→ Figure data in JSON
══════════════════════════════
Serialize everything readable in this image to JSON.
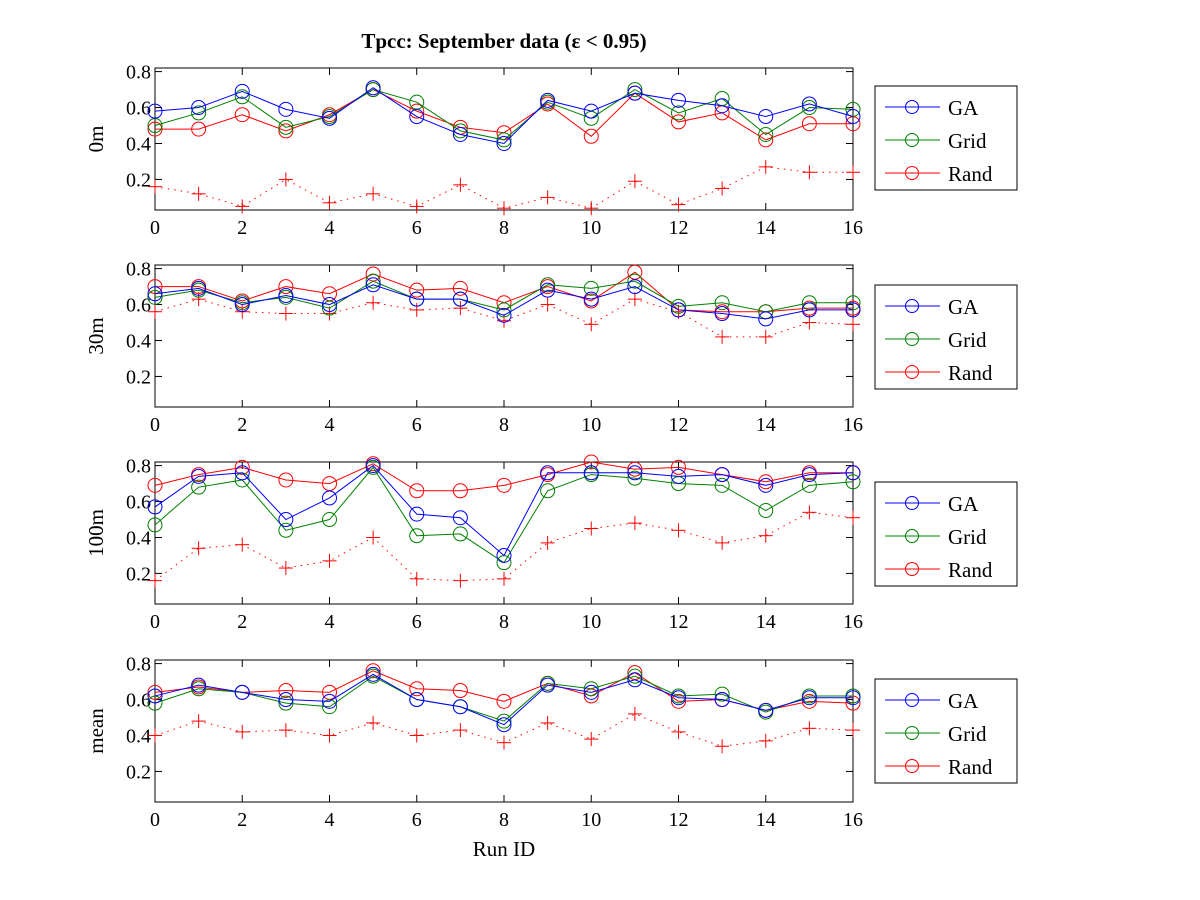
{
  "figure": {
    "title": "Tpcc:   September data   (ε < 0.95)",
    "xlabel": "Run ID"
  },
  "colors": {
    "GA": "#0000ff",
    "Grid": "#008000",
    "Rand": "#ff0000",
    "baseline": "#ff0000"
  },
  "chart_data": [
    {
      "type": "line",
      "ylabel": "0m",
      "x": [
        0,
        1,
        2,
        3,
        4,
        5,
        6,
        7,
        8,
        9,
        10,
        11,
        12,
        13,
        14,
        15,
        16
      ],
      "xlim": [
        0,
        16
      ],
      "ylim": [
        0.03,
        0.82
      ],
      "xticks": [
        0,
        2,
        4,
        6,
        8,
        10,
        12,
        14,
        16
      ],
      "yticks": [
        0.2,
        0.4,
        0.6,
        0.8
      ],
      "legend": [
        "GA",
        "Grid",
        "Rand"
      ],
      "legend_position": "outside-right",
      "grid": false,
      "series": [
        {
          "name": "GA",
          "marker": "circle",
          "line": "solid",
          "values": [
            0.58,
            0.6,
            0.69,
            0.59,
            0.54,
            0.71,
            0.55,
            0.45,
            0.4,
            0.64,
            0.58,
            0.68,
            0.64,
            0.61,
            0.55,
            0.62,
            0.55
          ]
        },
        {
          "name": "Grid",
          "marker": "circle",
          "line": "solid",
          "values": [
            0.5,
            0.57,
            0.66,
            0.49,
            0.55,
            0.7,
            0.63,
            0.47,
            0.42,
            0.63,
            0.54,
            0.7,
            0.57,
            0.65,
            0.45,
            0.6,
            0.59
          ]
        },
        {
          "name": "Rand",
          "marker": "circle",
          "line": "solid",
          "values": [
            0.48,
            0.48,
            0.56,
            0.47,
            0.56,
            0.7,
            0.58,
            0.49,
            0.46,
            0.62,
            0.44,
            0.68,
            0.52,
            0.57,
            0.42,
            0.51,
            0.51
          ]
        },
        {
          "name": "baseline",
          "marker": "plus",
          "line": "dotted",
          "values": [
            0.16,
            0.12,
            0.05,
            0.2,
            0.07,
            0.12,
            0.05,
            0.17,
            0.04,
            0.1,
            0.04,
            0.19,
            0.06,
            0.15,
            0.27,
            0.24,
            0.24
          ]
        }
      ]
    },
    {
      "type": "line",
      "ylabel": "30m",
      "x": [
        0,
        1,
        2,
        3,
        4,
        5,
        6,
        7,
        8,
        9,
        10,
        11,
        12,
        13,
        14,
        15,
        16
      ],
      "xlim": [
        0,
        16
      ],
      "ylim": [
        0.03,
        0.82
      ],
      "xticks": [
        0,
        2,
        4,
        6,
        8,
        10,
        12,
        14,
        16
      ],
      "yticks": [
        0.2,
        0.4,
        0.6,
        0.8
      ],
      "legend": [
        "GA",
        "Grid",
        "Rand"
      ],
      "legend_position": "outside-right",
      "grid": false,
      "series": [
        {
          "name": "GA",
          "marker": "circle",
          "line": "solid",
          "values": [
            0.66,
            0.69,
            0.6,
            0.65,
            0.6,
            0.71,
            0.63,
            0.63,
            0.54,
            0.68,
            0.63,
            0.7,
            0.57,
            0.55,
            0.52,
            0.57,
            0.57
          ]
        },
        {
          "name": "Grid",
          "marker": "circle",
          "line": "solid",
          "values": [
            0.64,
            0.68,
            0.61,
            0.64,
            0.58,
            0.73,
            0.63,
            0.63,
            0.57,
            0.71,
            0.69,
            0.73,
            0.59,
            0.61,
            0.56,
            0.61,
            0.61
          ]
        },
        {
          "name": "Rand",
          "marker": "circle",
          "line": "solid",
          "values": [
            0.7,
            0.7,
            0.62,
            0.7,
            0.66,
            0.77,
            0.68,
            0.69,
            0.61,
            0.7,
            0.62,
            0.78,
            0.57,
            0.56,
            0.56,
            0.58,
            0.58
          ]
        },
        {
          "name": "baseline",
          "marker": "plus",
          "line": "dotted",
          "values": [
            0.56,
            0.63,
            0.56,
            0.55,
            0.55,
            0.61,
            0.57,
            0.58,
            0.51,
            0.6,
            0.49,
            0.63,
            0.56,
            0.42,
            0.42,
            0.5,
            0.49
          ]
        }
      ]
    },
    {
      "type": "line",
      "ylabel": "100m",
      "x": [
        0,
        1,
        2,
        3,
        4,
        5,
        6,
        7,
        8,
        9,
        10,
        11,
        12,
        13,
        14,
        15,
        16
      ],
      "xlim": [
        0,
        16
      ],
      "ylim": [
        0.03,
        0.82
      ],
      "xticks": [
        0,
        2,
        4,
        6,
        8,
        10,
        12,
        14,
        16
      ],
      "yticks": [
        0.2,
        0.4,
        0.6,
        0.8
      ],
      "legend": [
        "GA",
        "Grid",
        "Rand"
      ],
      "legend_position": "outside-right",
      "grid": false,
      "series": [
        {
          "name": "GA",
          "marker": "circle",
          "line": "solid",
          "values": [
            0.57,
            0.74,
            0.76,
            0.5,
            0.62,
            0.8,
            0.53,
            0.51,
            0.3,
            0.76,
            0.76,
            0.76,
            0.74,
            0.75,
            0.69,
            0.75,
            0.76
          ]
        },
        {
          "name": "Grid",
          "marker": "circle",
          "line": "solid",
          "values": [
            0.47,
            0.68,
            0.72,
            0.44,
            0.5,
            0.79,
            0.41,
            0.42,
            0.26,
            0.66,
            0.75,
            0.73,
            0.7,
            0.69,
            0.55,
            0.69,
            0.71
          ]
        },
        {
          "name": "Rand",
          "marker": "circle",
          "line": "solid",
          "values": [
            0.69,
            0.75,
            0.79,
            0.72,
            0.7,
            0.81,
            0.66,
            0.66,
            0.69,
            0.75,
            0.82,
            0.78,
            0.79,
            0.75,
            0.71,
            0.76,
            0.76
          ]
        },
        {
          "name": "baseline",
          "marker": "plus",
          "line": "dotted",
          "values": [
            0.16,
            0.34,
            0.36,
            0.23,
            0.27,
            0.4,
            0.17,
            0.16,
            0.17,
            0.37,
            0.45,
            0.48,
            0.44,
            0.37,
            0.41,
            0.54,
            0.51
          ]
        }
      ]
    },
    {
      "type": "line",
      "ylabel": "mean",
      "x": [
        0,
        1,
        2,
        3,
        4,
        5,
        6,
        7,
        8,
        9,
        10,
        11,
        12,
        13,
        14,
        15,
        16
      ],
      "xlim": [
        0,
        16
      ],
      "ylim": [
        0.03,
        0.82
      ],
      "xticks": [
        0,
        2,
        4,
        6,
        8,
        10,
        12,
        14,
        16
      ],
      "yticks": [
        0.2,
        0.4,
        0.6,
        0.8
      ],
      "legend": [
        "GA",
        "Grid",
        "Rand"
      ],
      "legend_position": "outside-right",
      "grid": false,
      "series": [
        {
          "name": "GA",
          "marker": "circle",
          "line": "solid",
          "values": [
            0.62,
            0.68,
            0.64,
            0.6,
            0.59,
            0.74,
            0.6,
            0.56,
            0.46,
            0.68,
            0.64,
            0.71,
            0.61,
            0.6,
            0.54,
            0.61,
            0.61
          ]
        },
        {
          "name": "Grid",
          "marker": "circle",
          "line": "solid",
          "values": [
            0.58,
            0.66,
            0.64,
            0.58,
            0.56,
            0.73,
            0.6,
            0.56,
            0.48,
            0.69,
            0.66,
            0.73,
            0.62,
            0.63,
            0.53,
            0.62,
            0.62
          ]
        },
        {
          "name": "Rand",
          "marker": "circle",
          "line": "solid",
          "values": [
            0.64,
            0.67,
            0.64,
            0.65,
            0.64,
            0.76,
            0.66,
            0.65,
            0.59,
            0.69,
            0.62,
            0.75,
            0.59,
            0.6,
            0.54,
            0.59,
            0.58
          ]
        },
        {
          "name": "baseline",
          "marker": "plus",
          "line": "dotted",
          "values": [
            0.4,
            0.48,
            0.42,
            0.43,
            0.4,
            0.47,
            0.4,
            0.43,
            0.36,
            0.47,
            0.38,
            0.52,
            0.42,
            0.34,
            0.37,
            0.44,
            0.43
          ]
        }
      ]
    }
  ]
}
══════════════════════════════
→ WHAT YOU SHOULD DO
Among the entries above, how many lines hold the string "ylabel"? Give the number by itself.

→ CORRECT RESPONSE
4